=== Your task ===
Return all entries word for word, but drop any images.

=== Recorded data ===
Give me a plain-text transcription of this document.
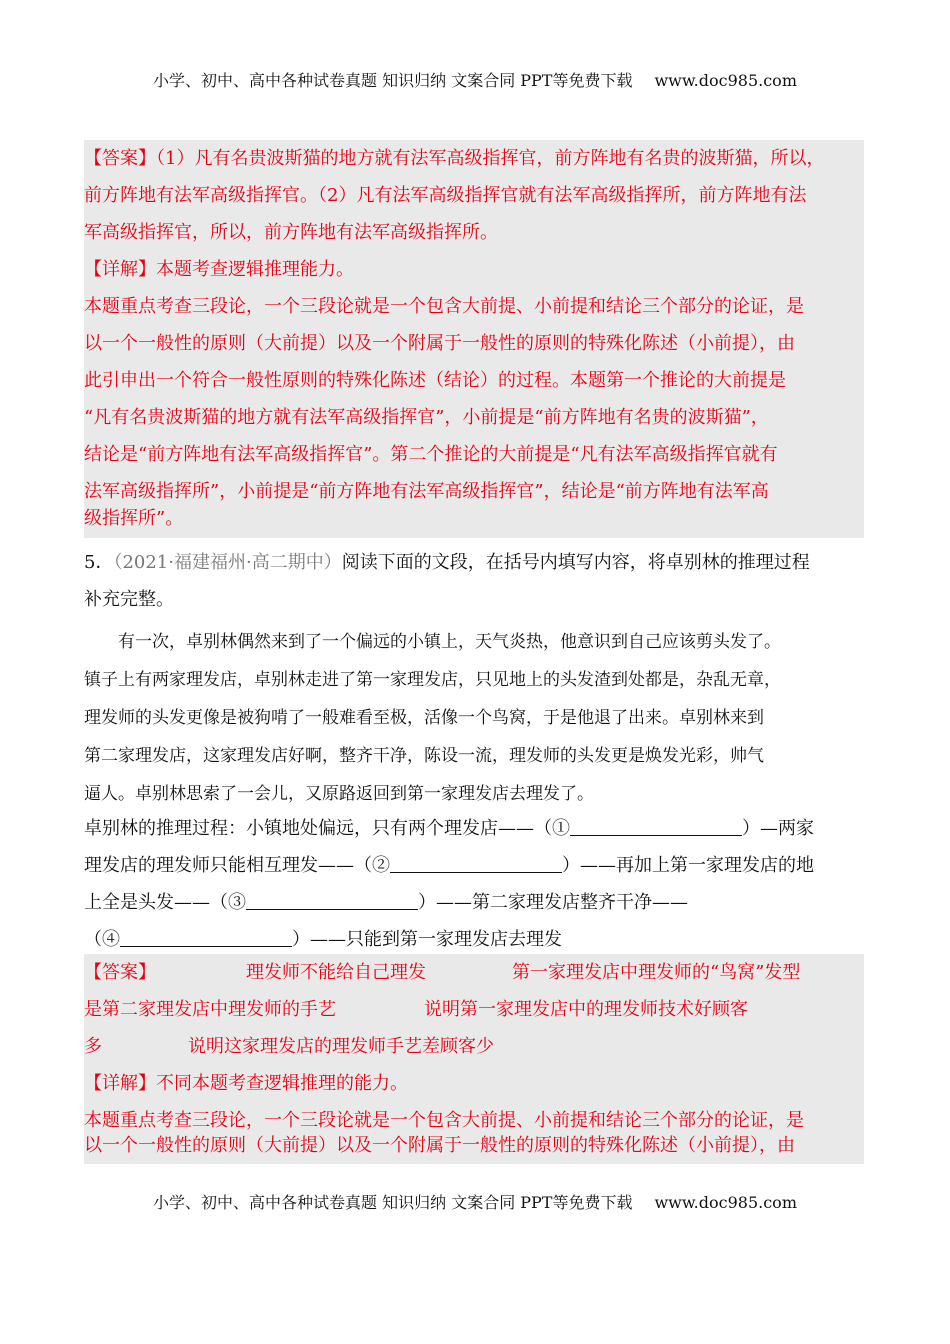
小学、初中、高中各种试卷真题 知识归纳 文案合同 PPT等免费下载 www.doc985.com
【答案】（1）凡有名贵波斯猫的地方就有法军高级指挥官，前方阵地有名贵的波斯猫，所以，
前方阵地有法军高级指挥官。（2）凡有法军高级指挥官就有法军高级指挥所，前方阵地有法
军高级指挥官，所以，前方阵地有法军高级指挥所。
【详解】本题考查逻辑推理能力。
本题重点考查三段论，一个三段论就是一个包含大前提、小前提和结论三个部分的论证，是
以一个一般性的原则（大前提）以及一个附属于一般性的原则的特殊化陈述（小前提），由
此引申出一个符合一般性原则的特殊化陈述（结论）的过程。本题第一个推论的大前提是
“凡有名贵波斯猫的地方就有法军高级指挥官”，小前提是“前方阵地有名贵的波斯猫”，
结论是“前方阵地有法军高级指挥官”。第二个推论的大前提是“凡有法军高级指挥官就有
法军高级指挥所”，小前提是“前方阵地有法军高级指挥官”，结论是“前方阵地有法军高
级指挥所”。
5．（2021·福建福州·高二期中）阅读下面的文段，在括号内填写内容，将卓别林的推理过程
补充完整。
有一次，卓别林偶然来到了一个偏远的小镇上，天气炎热，他意识到自己应该剪头发了。
镇子上有两家理发店，卓别林走进了第一家理发店，只见地上的头发渣到处都是，杂乱无章，
理发师的头发更像是被狗啃了一般难看至极，活像一个鸟窝，于是他退了出来。卓别林来到
第二家理发店，这家理发店好啊，整齐干净，陈设一流，理发师的头发更是焕发光彩，帅气
逼人。卓别林思索了一会儿，又原路返回到第一家理发店去理发了。
卓别林的推理过程：小镇地处偏远，只有两个理发店——（①	）—两家
理发店的理发师只能相互理发——（②	）——再加上第一家理发店的地
上全是头发——（③	）——第二家理发店整齐干净——
（④	）——只能到第一家理发店去理发
【答案】	理发师不能给自己理发	第一家理发店中理发师的“鸟窝”发型
是第二家理发店中理发师的手艺	说明第一家理发店中的理发师技术好顾客
多	说明这家理发店的理发师手艺差顾客少
【详解】不同本题考查逻辑推理的能力。
本题重点考查三段论，一个三段论就是一个包含大前提、小前提和结论三个部分的论证，是
以一个一般性的原则（大前提）以及一个附属于一般性的原则的特殊化陈述（小前提），由
小学、初中、高中各种试卷真题 知识归纳 文案合同 PPT等免费下载 www.doc985.com
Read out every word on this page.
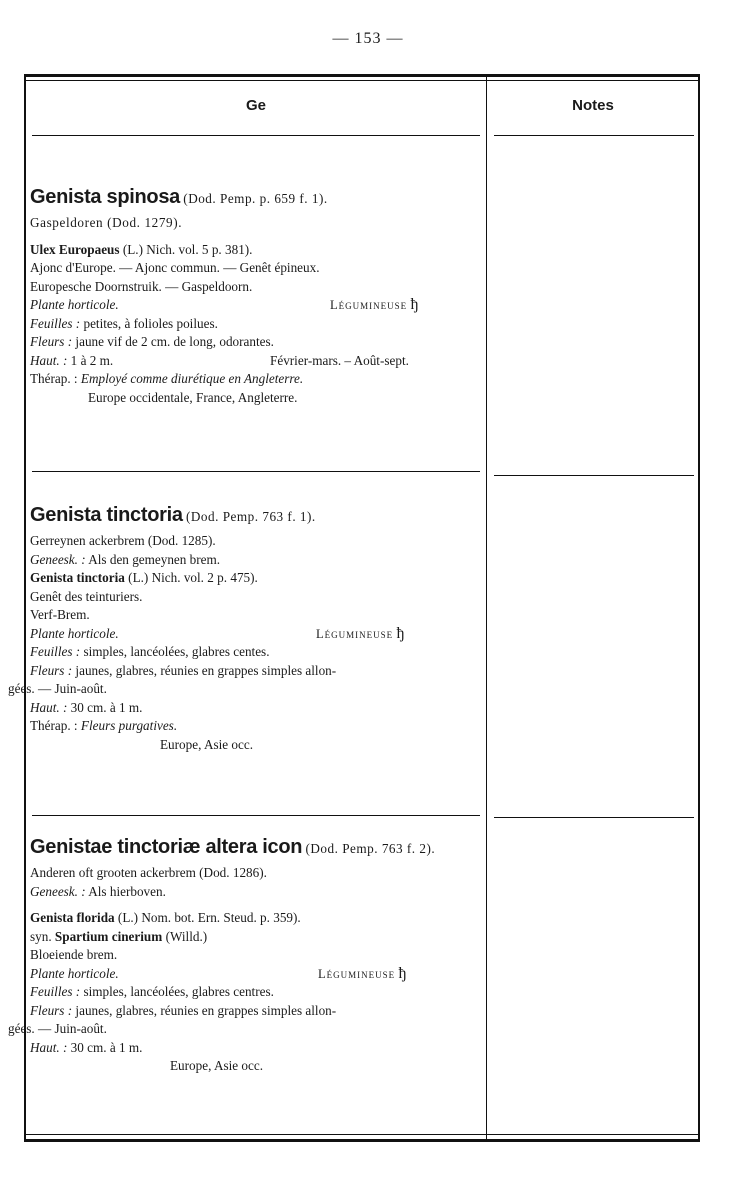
— 153 —
Ge	Notes
Genista spinosa (Dod. Pemp. p. 659 f. 1).
Gaspeldoren (Dod. 1279).
Ulex Europaeus (L.) Nich. vol. 5 p. 381).
Ajonc d'Europe. — Ajonc commun. — Genêt épineux.
Europesche Doornstruik. — Gaspeldoorn.
Plante horticole.	Légumineuse ђ
Feuilles : petites, à folioles poilues.
Fleurs : jaune vif de 2 cm. de long, odorantes.
Haut. : 1 à 2 m.	Février-mars. – Août-sept.
Thérap. : Employé comme diurétique en Angleterre.
Europe occidentale, France, Angleterre.
Genista tinctoria (Dod. Pemp. 763 f. 1).
Gerreynen ackerbrem (Dod. 1285).
Geneesk. : Als den gemeynen brem.
Genista tinctoria (L.) Nich. vol. 2 p. 475).
Genêt des teinturiers.
Verf-Brem.
Plante horticole.	Légumineuse ђ
Feuilles : simples, lancéolées, glabres centes.
Fleurs : jaunes, glabres, réunies en grappes simples allon-
gées. — Juin-août.
Haut. : 30 cm. à 1 m.
Thérap. : Fleurs purgatives.
Europe, Asie occ.
Genistae tinctoriæ altera icon (Dod. Pemp. 763 f. 2).
Anderen oft grooten ackerbrem (Dod. 1286).
Geneesk. : Als hierboven.
Genista florida (L.) Nom. bot. Ern. Steud. p. 359).
syn. Spartium cinerium (Willd.)
Bloeiende brem.
Plante horticole.	Légumineuse ђ
Feuilles : simples, lancéolées, glabres centres.
Fleurs : jaunes, glabres, réunies en grappes simples allon-
gées. — Juin-août.
Haut. : 30 cm. à 1 m.
Europe, Asie occ.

=== Written solution ===
Give me a plain-text transcription of this document.
小学、初中、高中各种试卷真题 知识归纳 文案合同 PPT等免费下载 www.doc985.com
【答案】（1）凡有名贵波斯猫的地方就有法军高级指挥官，前方阵地有名贵的波斯猫，所以，
前方阵地有法军高级指挥官。（2）凡有法军高级指挥官就有法军高级指挥所，前方阵地有法
军高级指挥官，所以，前方阵地有法军高级指挥所。
【详解】本题考查逻辑推理能力。
本题重点考查三段论，一个三段论就是一个包含大前提、小前提和结论三个部分的论证，是
以一个一般性的原则（大前提）以及一个附属于一般性的原则的特殊化陈述（小前提），由
此引申出一个符合一般性原则的特殊化陈述（结论）的过程。本题第一个推论的大前提是
“凡有名贵波斯猫的地方就有法军高级指挥官”，小前提是“前方阵地有名贵的波斯猫”，
结论是“前方阵地有法军高级指挥官”。第二个推论的大前提是“凡有法军高级指挥官就有
法军高级指挥所”，小前提是“前方阵地有法军高级指挥官”，结论是“前方阵地有法军高
级指挥所”。
5．（2021·福建福州·高二期中）阅读下面的文段，在括号内填写内容，将卓别林的推理过程
补充完整。
有一次，卓别林偶然来到了一个偏远的小镇上，天气炎热，他意识到自己应该剪头发了。
镇子上有两家理发店，卓别林走进了第一家理发店，只见地上的头发渣到处都是，杂乱无章，
理发师的头发更像是被狗啃了一般难看至极，活像一个鸟窝，于是他退了出来。卓别林来到
第二家理发店，这家理发店好啊，整齐干净，陈设一流，理发师的头发更是焕发光彩，帅气
逼人。卓别林思索了一会儿，又原路返回到第一家理发店去理发了。
卓别林的推理过程：小镇地处偏远，只有两个理发店——（①	）—两家
理发店的理发师只能相互理发——（②	）——再加上第一家理发店的地
上全是头发——（③	）——第二家理发店整齐干净——
（④	）——只能到第一家理发店去理发
【答案】	理发师不能给自己理发	第一家理发店中理发师的“鸟窝”发型
是第二家理发店中理发师的手艺	说明第一家理发店中的理发师技术好顾客
多	说明这家理发店的理发师手艺差顾客少
【详解】不同本题考查逻辑推理的能力。
本题重点考查三段论，一个三段论就是一个包含大前提、小前提和结论三个部分的论证，是
以一个一般性的原则（大前提）以及一个附属于一般性的原则的特殊化陈述（小前提），由
小学、初中、高中各种试卷真题 知识归纳 文案合同 PPT等免费下载 www.doc985.com
Read out every word on this page.
— 153 —
Ge	Notes
Genista spinosa (Dod. Pemp. p. 659 f. 1).
Gaspeldoren (Dod. 1279).
Ulex Europaeus (L.) Nich. vol. 5 p. 381).
Ajonc d'Europe. — Ajonc commun. — Genêt épineux.
Europesche Doornstruik. — Gaspeldoorn.
Plante horticole.	Légumineuse ђ
Feuilles : petites, à folioles poilues.
Fleurs : jaune vif de 2 cm. de long, odorantes.
Haut. : 1 à 2 m.	Février-mars. – Août-sept.
Thérap. : Employé comme diurétique en Angleterre.
Europe occidentale, France, Angleterre.
Genista tinctoria (Dod. Pemp. 763 f. 1).
Gerreynen ackerbrem (Dod. 1285).
Geneesk. : Als den gemeynen brem.
Genista tinctoria (L.) Nich. vol. 2 p. 475).
Genêt des teinturiers.
Verf-Brem.
Plante horticole.	Légumineuse ђ
Feuilles : simples, lancéolées, glabres centes.
Fleurs : jaunes, glabres, réunies en grappes simples allon-
gées. — Juin-août.
Haut. : 30 cm. à 1 m.
Thérap. : Fleurs purgatives.
Europe, Asie occ.
Genistae tinctoriæ altera icon (Dod. Pemp. 763 f. 2).
Anderen oft grooten ackerbrem (Dod. 1286).
Geneesk. : Als hierboven.
Genista florida (L.) Nom. bot. Ern. Steud. p. 359).
syn. Spartium cinerium (Willd.)
Bloeiende brem.
Plante horticole.	Légumineuse ђ
Feuilles : simples, lancéolées, glabres centres.
Fleurs : jaunes, glabres, réunies en grappes simples allon-
gées. — Juin-août.
Haut. : 30 cm. à 1 m.
Europe, Asie occ.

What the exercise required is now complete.